Locate all lines with the word "приложении" and copy them out.

*** Data for processing

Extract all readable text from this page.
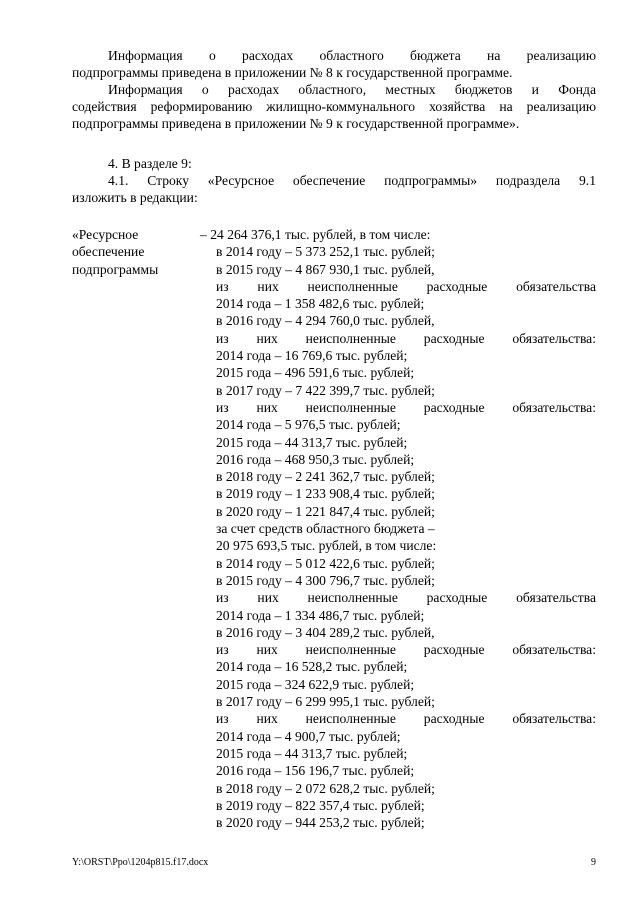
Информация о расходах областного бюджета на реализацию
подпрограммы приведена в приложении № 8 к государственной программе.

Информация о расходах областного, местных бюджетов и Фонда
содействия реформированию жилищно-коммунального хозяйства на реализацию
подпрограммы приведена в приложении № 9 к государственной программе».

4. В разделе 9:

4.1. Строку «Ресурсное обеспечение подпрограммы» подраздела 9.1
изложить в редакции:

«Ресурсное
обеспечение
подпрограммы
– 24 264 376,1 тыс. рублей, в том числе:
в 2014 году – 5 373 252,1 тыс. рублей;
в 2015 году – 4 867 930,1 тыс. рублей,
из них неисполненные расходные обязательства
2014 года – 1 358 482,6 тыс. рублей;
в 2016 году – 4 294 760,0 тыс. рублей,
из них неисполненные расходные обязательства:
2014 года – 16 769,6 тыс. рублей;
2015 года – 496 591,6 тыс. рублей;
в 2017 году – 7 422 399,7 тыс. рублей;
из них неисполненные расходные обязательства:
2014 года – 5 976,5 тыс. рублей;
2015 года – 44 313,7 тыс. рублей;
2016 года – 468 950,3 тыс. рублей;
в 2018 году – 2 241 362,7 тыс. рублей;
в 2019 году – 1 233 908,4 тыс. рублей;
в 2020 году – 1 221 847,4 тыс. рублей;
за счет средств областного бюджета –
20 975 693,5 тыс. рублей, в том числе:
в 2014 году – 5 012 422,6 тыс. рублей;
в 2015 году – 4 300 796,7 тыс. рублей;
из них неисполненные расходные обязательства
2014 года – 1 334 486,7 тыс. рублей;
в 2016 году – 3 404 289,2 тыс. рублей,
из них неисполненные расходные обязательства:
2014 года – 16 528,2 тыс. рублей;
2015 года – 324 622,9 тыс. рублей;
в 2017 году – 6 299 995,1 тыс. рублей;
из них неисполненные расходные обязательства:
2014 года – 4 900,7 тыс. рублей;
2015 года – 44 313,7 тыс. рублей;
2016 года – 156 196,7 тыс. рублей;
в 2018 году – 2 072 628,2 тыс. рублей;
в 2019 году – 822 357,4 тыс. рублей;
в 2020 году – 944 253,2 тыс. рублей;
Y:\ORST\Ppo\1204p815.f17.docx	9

******

#### Full answer
подпрограммы приведена в приложении № 8 к государственной программе.
подпрограммы приведена в приложении № 9 к государственной программе».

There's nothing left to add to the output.